Source records:
========================

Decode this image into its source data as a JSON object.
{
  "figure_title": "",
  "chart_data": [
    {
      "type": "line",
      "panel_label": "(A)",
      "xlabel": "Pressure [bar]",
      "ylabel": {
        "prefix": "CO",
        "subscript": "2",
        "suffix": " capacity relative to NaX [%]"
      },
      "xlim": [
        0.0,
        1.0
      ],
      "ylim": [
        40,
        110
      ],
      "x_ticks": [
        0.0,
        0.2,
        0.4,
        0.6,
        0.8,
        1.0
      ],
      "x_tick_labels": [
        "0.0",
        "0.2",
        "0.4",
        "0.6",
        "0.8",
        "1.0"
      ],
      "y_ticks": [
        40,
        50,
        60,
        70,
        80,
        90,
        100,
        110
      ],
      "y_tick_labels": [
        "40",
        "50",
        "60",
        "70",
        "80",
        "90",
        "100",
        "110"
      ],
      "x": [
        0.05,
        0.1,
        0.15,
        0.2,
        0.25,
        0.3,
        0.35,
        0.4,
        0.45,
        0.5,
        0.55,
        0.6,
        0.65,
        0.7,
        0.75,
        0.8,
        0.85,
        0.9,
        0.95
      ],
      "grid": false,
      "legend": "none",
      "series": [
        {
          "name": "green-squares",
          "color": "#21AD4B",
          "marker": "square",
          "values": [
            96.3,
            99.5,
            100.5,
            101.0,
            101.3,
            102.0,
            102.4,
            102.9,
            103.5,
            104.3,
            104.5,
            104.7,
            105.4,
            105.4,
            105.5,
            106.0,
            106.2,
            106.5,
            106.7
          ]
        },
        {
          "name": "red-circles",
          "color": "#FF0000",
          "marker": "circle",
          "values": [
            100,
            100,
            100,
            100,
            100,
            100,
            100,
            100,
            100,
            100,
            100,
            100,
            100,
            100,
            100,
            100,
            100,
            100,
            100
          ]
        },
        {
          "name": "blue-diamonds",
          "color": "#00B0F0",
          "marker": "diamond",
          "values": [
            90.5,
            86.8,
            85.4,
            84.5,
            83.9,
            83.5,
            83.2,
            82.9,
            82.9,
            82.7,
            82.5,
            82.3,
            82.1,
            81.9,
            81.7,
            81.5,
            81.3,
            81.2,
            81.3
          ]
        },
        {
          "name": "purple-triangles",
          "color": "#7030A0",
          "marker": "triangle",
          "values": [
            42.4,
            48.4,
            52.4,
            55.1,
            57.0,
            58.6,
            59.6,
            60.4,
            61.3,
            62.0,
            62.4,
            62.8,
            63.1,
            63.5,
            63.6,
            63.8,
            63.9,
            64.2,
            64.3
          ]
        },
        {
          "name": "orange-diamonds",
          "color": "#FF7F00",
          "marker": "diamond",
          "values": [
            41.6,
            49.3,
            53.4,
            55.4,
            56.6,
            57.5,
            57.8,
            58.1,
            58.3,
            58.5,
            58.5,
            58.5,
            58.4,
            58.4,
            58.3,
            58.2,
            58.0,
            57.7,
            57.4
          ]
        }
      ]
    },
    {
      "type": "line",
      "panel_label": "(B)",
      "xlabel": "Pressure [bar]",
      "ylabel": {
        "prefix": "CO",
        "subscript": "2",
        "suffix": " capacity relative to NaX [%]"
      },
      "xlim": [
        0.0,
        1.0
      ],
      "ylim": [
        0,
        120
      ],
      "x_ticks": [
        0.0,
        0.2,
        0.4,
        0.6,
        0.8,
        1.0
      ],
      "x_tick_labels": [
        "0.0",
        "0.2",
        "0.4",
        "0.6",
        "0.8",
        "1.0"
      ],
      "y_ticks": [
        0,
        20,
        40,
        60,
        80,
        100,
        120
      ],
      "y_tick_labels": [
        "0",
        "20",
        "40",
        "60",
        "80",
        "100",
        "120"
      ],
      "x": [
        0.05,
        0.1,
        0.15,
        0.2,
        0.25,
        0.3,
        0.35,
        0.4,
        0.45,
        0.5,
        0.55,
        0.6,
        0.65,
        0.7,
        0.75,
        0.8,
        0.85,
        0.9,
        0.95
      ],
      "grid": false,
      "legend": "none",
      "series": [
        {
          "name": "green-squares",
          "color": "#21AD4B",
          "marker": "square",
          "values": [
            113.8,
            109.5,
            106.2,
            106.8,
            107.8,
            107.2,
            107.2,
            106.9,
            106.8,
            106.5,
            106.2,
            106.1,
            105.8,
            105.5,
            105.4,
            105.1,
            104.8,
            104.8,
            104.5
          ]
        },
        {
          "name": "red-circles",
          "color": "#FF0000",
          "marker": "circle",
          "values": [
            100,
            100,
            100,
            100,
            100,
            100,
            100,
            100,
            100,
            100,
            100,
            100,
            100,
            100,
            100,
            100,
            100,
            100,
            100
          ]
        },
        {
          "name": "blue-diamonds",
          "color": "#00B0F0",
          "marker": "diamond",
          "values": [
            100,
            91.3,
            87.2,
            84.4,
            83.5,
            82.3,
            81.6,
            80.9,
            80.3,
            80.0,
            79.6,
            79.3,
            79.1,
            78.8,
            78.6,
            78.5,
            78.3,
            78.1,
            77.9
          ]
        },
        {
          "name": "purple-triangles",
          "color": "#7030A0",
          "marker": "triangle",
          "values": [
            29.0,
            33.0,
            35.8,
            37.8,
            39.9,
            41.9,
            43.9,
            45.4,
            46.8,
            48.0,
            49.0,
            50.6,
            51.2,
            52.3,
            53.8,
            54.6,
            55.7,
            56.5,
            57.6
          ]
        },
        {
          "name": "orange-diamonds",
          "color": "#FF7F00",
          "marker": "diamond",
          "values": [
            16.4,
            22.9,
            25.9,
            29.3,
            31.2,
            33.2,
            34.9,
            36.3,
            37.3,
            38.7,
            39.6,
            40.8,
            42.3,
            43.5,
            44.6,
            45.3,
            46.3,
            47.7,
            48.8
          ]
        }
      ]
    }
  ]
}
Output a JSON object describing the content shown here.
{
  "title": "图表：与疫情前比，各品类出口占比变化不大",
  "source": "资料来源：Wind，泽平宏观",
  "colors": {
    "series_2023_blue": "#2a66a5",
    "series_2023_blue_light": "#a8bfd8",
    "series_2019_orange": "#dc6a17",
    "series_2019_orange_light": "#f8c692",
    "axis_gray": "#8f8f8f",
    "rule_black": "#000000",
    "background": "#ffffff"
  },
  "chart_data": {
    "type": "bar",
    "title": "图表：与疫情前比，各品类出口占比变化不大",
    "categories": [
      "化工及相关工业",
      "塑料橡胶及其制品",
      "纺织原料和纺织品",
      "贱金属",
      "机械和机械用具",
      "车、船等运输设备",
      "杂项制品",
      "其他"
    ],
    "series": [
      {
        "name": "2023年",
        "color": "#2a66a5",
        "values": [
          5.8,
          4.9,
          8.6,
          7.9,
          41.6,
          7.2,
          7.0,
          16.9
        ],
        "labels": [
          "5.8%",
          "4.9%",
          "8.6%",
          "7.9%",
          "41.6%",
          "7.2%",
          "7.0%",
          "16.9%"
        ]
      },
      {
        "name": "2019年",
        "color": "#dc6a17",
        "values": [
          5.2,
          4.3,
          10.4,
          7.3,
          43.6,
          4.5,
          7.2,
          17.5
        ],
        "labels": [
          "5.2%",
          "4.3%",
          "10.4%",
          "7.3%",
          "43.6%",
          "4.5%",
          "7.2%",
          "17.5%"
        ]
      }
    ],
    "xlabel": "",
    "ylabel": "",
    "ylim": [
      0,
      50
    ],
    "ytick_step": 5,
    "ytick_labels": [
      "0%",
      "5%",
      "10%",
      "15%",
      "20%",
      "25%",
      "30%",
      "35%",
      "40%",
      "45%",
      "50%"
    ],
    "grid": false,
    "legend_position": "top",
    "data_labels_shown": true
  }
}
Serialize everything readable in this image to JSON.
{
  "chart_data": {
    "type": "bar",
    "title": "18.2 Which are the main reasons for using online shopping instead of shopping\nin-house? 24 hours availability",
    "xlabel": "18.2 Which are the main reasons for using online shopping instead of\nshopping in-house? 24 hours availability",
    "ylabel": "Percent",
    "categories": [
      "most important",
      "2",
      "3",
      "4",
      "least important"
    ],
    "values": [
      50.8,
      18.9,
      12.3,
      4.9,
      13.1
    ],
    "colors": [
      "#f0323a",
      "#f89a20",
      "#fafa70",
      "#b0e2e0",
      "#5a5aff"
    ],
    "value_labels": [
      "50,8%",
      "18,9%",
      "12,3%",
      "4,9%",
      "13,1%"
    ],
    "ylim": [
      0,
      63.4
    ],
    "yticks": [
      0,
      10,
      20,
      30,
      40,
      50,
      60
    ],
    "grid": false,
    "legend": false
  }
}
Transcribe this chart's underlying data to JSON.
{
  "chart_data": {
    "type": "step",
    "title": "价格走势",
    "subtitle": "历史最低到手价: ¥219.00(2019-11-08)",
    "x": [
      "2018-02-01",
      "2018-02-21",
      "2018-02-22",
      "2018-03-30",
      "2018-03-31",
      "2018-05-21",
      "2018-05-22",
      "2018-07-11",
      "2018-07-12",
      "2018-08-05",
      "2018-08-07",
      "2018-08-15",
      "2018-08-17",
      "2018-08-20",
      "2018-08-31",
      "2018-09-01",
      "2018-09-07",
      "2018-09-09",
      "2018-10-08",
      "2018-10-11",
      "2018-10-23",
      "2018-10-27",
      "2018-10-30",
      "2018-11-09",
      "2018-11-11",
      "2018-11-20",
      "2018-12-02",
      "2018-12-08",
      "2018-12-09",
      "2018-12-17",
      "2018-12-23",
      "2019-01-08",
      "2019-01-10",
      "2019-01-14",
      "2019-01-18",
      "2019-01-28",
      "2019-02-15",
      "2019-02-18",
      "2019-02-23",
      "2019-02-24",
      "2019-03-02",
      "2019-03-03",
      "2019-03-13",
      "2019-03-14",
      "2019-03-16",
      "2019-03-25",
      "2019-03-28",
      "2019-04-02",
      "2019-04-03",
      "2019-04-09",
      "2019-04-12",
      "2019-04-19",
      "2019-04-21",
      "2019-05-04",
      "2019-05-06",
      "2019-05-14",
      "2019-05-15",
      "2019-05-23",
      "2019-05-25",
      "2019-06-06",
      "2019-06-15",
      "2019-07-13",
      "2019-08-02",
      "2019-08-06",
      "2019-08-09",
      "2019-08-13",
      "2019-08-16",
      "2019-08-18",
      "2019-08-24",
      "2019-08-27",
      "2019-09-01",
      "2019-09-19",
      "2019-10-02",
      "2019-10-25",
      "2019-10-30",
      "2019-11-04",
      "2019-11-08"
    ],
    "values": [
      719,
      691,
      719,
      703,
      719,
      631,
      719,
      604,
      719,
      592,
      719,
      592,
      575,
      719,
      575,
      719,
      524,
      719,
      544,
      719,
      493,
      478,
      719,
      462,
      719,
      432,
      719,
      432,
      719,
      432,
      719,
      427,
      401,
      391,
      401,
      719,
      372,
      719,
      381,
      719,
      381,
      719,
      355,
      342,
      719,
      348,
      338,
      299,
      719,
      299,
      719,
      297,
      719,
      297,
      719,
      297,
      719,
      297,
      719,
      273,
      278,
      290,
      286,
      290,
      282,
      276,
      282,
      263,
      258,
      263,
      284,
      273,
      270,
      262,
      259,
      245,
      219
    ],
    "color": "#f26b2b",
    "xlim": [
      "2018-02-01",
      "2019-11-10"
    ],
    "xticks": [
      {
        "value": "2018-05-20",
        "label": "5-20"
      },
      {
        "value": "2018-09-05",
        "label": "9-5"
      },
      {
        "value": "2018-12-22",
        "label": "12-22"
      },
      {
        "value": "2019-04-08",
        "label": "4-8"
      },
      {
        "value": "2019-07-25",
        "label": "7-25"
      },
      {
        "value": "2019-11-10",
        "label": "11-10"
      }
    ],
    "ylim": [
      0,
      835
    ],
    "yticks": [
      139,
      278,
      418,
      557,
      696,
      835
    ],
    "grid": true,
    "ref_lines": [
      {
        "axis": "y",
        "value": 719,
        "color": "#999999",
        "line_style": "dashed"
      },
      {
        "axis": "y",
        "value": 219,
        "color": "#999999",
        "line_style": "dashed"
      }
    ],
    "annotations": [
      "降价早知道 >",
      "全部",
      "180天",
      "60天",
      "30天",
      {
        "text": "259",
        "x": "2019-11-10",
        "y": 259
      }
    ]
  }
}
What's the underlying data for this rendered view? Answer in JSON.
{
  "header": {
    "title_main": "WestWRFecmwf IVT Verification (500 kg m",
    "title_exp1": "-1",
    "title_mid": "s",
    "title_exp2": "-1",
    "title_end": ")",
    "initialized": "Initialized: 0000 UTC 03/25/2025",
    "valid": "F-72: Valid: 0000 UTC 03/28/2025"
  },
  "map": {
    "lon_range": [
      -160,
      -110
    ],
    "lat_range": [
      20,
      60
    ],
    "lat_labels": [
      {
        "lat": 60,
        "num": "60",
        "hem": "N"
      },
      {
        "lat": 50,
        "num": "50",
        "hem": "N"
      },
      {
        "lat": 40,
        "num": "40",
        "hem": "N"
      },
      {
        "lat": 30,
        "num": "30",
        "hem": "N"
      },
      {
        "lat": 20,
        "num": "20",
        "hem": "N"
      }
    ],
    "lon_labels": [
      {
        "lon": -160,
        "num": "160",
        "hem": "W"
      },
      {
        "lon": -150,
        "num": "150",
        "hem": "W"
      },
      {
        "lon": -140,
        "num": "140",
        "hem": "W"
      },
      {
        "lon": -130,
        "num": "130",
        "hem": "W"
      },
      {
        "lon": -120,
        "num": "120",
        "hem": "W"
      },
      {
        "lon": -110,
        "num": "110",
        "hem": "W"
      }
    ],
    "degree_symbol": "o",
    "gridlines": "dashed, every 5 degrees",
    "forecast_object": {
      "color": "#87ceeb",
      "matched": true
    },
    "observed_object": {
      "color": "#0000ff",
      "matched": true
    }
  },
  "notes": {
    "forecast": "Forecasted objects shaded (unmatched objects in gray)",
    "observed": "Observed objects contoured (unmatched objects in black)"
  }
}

========================

What to produce: Give the number of lines that hold the word "house" in these records, with nothing added.

Full response: 2